## [Data entries]
• • •

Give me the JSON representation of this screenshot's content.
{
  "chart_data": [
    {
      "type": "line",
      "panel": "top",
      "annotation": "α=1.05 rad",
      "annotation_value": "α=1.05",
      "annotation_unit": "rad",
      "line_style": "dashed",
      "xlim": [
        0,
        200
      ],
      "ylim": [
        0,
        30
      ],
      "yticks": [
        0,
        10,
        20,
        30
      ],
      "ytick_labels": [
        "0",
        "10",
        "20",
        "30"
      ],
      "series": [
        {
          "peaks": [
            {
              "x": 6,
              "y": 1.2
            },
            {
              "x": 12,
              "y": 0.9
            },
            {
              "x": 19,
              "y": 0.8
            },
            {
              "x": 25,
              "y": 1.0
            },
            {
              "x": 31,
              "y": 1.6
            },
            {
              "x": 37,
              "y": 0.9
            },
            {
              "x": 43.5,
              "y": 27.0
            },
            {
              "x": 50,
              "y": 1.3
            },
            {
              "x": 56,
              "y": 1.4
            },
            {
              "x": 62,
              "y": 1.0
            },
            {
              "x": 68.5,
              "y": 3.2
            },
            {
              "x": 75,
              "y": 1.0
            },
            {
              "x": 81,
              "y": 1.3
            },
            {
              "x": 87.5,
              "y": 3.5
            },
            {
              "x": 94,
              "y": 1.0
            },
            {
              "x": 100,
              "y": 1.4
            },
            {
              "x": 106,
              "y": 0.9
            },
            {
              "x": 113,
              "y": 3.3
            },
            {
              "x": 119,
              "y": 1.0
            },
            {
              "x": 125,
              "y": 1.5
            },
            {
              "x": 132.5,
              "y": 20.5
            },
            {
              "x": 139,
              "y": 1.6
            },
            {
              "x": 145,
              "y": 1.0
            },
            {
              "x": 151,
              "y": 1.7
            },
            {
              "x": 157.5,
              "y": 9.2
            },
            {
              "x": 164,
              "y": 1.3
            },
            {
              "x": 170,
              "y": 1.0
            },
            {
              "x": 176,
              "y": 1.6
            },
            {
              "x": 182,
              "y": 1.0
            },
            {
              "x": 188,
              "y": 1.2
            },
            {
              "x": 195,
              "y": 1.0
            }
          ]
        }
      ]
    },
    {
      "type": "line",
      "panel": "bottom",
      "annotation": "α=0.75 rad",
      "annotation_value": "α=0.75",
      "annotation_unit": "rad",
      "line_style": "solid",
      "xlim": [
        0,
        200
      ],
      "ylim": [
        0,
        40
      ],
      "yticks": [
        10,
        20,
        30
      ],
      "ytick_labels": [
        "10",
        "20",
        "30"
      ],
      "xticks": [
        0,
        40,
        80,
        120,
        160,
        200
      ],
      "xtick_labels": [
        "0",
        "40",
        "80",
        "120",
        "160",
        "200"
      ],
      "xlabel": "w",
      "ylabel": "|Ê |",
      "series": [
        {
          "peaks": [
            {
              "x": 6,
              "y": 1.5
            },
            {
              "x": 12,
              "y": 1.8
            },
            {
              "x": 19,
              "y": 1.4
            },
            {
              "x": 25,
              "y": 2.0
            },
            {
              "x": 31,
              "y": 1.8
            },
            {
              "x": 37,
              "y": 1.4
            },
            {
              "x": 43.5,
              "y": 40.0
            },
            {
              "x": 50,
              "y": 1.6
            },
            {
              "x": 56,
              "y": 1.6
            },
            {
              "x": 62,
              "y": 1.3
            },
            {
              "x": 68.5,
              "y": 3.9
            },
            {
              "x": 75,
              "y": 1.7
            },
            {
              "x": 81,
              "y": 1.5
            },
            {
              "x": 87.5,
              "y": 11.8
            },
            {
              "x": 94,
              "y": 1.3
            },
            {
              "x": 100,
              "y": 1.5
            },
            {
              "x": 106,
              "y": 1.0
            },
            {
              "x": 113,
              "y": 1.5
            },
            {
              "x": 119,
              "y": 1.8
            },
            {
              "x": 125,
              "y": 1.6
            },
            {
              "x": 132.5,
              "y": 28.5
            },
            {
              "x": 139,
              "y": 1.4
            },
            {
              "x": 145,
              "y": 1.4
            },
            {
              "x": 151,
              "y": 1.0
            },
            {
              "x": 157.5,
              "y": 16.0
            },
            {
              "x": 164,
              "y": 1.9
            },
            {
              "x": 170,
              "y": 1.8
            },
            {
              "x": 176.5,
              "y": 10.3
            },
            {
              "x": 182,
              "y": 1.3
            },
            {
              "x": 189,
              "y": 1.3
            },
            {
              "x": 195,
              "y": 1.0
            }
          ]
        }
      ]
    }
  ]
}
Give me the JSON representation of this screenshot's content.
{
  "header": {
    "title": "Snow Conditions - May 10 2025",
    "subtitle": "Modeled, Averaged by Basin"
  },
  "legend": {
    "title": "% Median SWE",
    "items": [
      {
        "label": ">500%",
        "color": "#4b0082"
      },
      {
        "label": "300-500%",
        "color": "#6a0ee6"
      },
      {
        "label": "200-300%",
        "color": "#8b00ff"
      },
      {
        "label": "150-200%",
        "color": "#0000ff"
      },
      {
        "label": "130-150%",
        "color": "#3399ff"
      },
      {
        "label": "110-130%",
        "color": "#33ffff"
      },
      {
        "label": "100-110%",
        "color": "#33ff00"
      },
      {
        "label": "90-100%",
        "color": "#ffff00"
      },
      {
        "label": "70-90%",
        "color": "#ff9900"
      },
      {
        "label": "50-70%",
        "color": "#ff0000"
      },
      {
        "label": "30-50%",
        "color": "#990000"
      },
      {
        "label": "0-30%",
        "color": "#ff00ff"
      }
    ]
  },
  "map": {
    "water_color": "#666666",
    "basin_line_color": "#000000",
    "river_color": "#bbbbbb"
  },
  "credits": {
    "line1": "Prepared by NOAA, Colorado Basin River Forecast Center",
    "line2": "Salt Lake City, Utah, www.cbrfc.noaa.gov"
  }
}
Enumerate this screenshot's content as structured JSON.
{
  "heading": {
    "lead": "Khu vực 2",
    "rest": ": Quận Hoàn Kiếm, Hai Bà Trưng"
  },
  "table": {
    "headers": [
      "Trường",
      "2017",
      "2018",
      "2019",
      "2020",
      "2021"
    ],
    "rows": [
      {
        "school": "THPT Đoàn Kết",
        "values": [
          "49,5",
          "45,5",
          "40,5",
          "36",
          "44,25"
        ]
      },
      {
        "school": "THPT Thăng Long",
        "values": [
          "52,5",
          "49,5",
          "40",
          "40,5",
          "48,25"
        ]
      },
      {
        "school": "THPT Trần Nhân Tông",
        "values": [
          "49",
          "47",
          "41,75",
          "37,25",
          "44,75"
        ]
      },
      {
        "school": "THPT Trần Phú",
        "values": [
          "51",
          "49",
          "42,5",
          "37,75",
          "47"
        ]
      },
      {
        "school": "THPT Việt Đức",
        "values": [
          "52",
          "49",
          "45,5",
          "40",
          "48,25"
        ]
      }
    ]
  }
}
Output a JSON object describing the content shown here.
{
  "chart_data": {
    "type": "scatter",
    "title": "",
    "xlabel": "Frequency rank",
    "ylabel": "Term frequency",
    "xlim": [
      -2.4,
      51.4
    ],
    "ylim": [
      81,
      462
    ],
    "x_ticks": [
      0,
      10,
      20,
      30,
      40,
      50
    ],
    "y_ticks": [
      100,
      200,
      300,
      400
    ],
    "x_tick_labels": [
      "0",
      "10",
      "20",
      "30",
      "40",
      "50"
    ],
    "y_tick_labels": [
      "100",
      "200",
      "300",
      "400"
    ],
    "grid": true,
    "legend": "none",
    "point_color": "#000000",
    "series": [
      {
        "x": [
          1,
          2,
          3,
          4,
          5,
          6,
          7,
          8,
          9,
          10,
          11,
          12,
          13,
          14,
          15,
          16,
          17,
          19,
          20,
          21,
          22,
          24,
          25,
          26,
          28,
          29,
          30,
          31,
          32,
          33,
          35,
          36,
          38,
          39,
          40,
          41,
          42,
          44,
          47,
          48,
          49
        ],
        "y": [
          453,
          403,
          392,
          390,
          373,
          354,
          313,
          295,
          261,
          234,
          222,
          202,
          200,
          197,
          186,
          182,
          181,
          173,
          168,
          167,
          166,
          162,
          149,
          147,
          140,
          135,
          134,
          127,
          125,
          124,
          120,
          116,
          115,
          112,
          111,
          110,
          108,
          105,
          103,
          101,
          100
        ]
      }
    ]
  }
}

• • •

## [What is required]
Pick out the lines that include the word "content" and write them out.

## [Problem solution]
Give me the JSON representation of this screenshot's content.
Give me the JSON representation of this screenshot's content.
Enumerate this screenshot's content as structured JSON.
Output a JSON object describing the content shown here.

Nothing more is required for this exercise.